▶ _Stored entries_

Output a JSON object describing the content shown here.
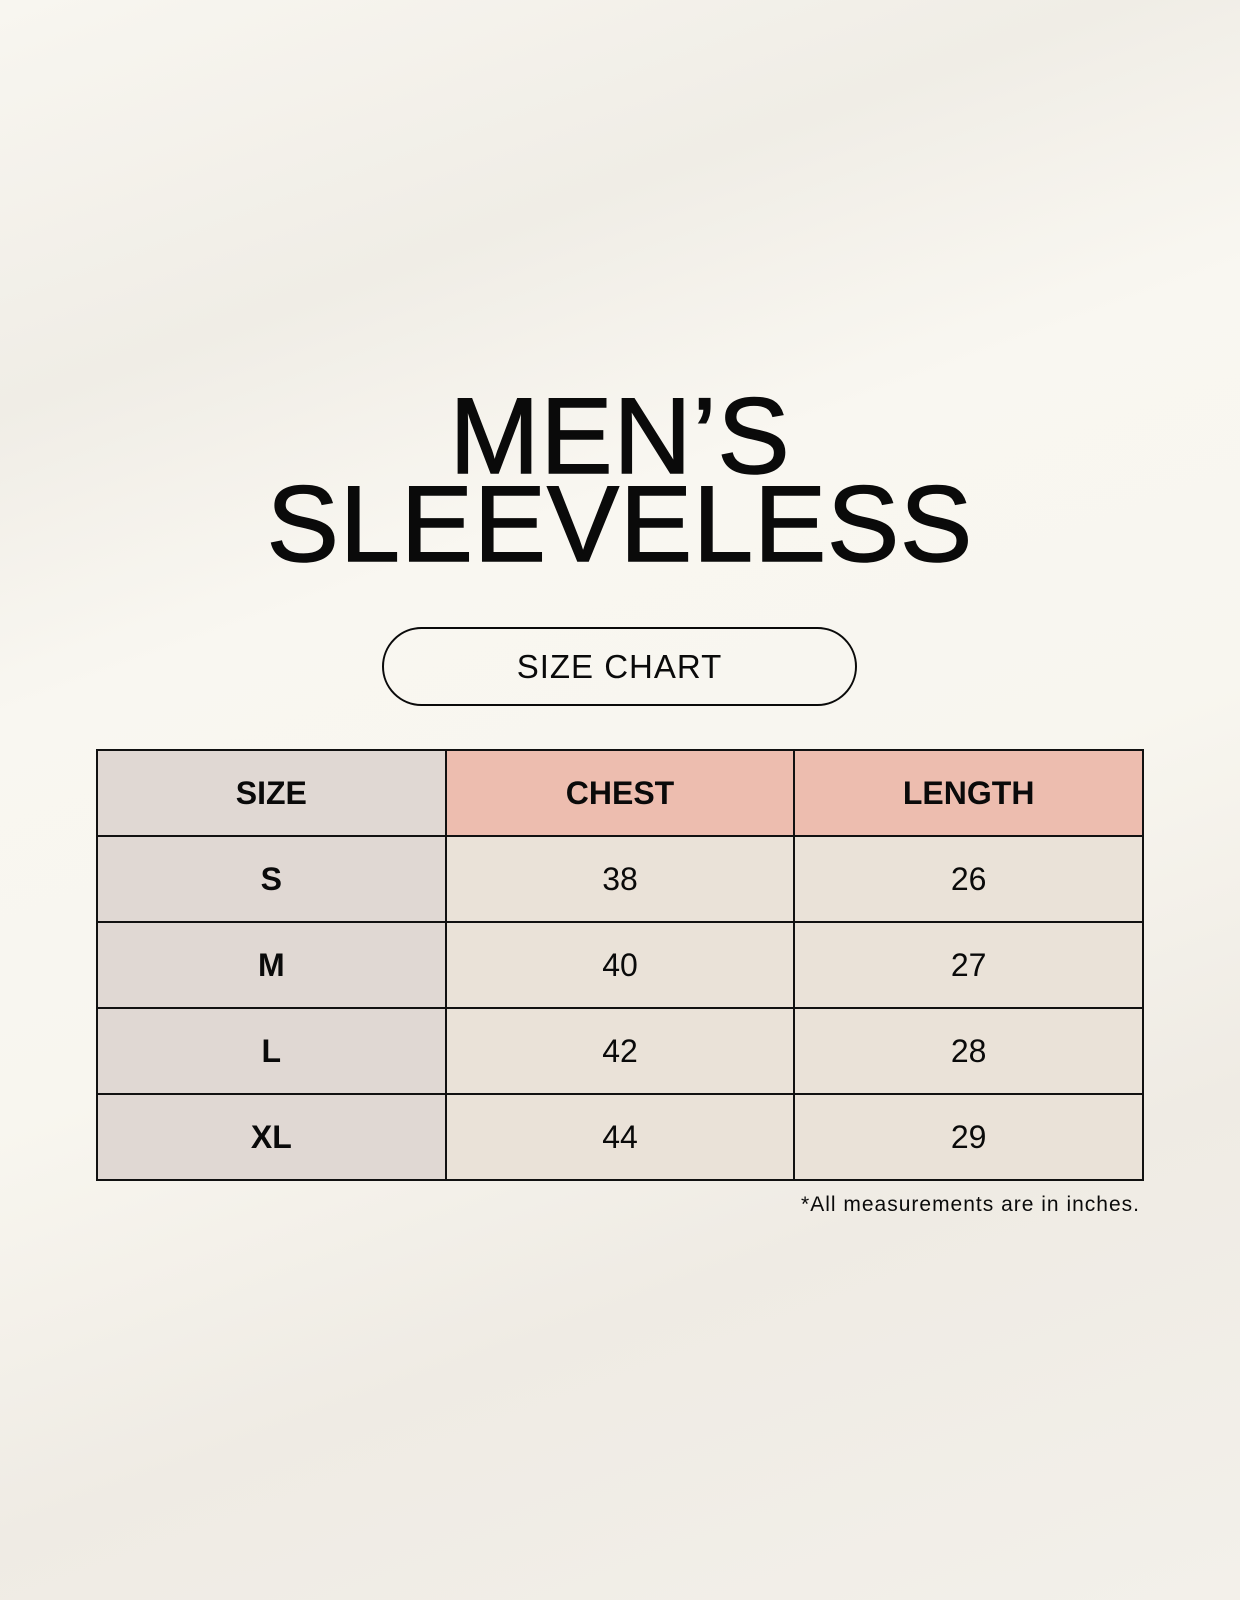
{
  "title": {
    "line1": "MEN’S",
    "line2": "SLEEVELESS"
  },
  "subtitle": "SIZE CHART",
  "table": {
    "headers": [
      "SIZE",
      "CHEST",
      "LENGTH"
    ],
    "rows": [
      [
        "S",
        "38",
        "26"
      ],
      [
        "M",
        "40",
        "27"
      ],
      [
        "L",
        "42",
        "28"
      ],
      [
        "XL",
        "44",
        "29"
      ]
    ]
  },
  "footnote": "*All measurements are in inches.",
  "colors": {
    "size_column": "#e0d8d3",
    "header_accent": "#edbdaf",
    "value_cells": "#eae2d8"
  }
}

▶ _WRITTEN EXERCISE_
All of the entries above should be copied exactly, except for the pictures.

▶ _RESULT_
Output a JSON object describing the content shown here.
{
  "title": {
    "line1": "MEN’S",
    "line2": "SLEEVELESS"
  },
  "subtitle": "SIZE CHART",
  "table": {
    "headers": [
      "SIZE",
      "CHEST",
      "LENGTH"
    ],
    "rows": [
      [
        "S",
        "38",
        "26"
      ],
      [
        "M",
        "40",
        "27"
      ],
      [
        "L",
        "42",
        "28"
      ],
      [
        "XL",
        "44",
        "29"
      ]
    ]
  },
  "footnote": "*All measurements are in inches.",
  "colors": {
    "size_column": "#e0d8d3",
    "header_accent": "#edbdaf",
    "value_cells": "#eae2d8"
  }
}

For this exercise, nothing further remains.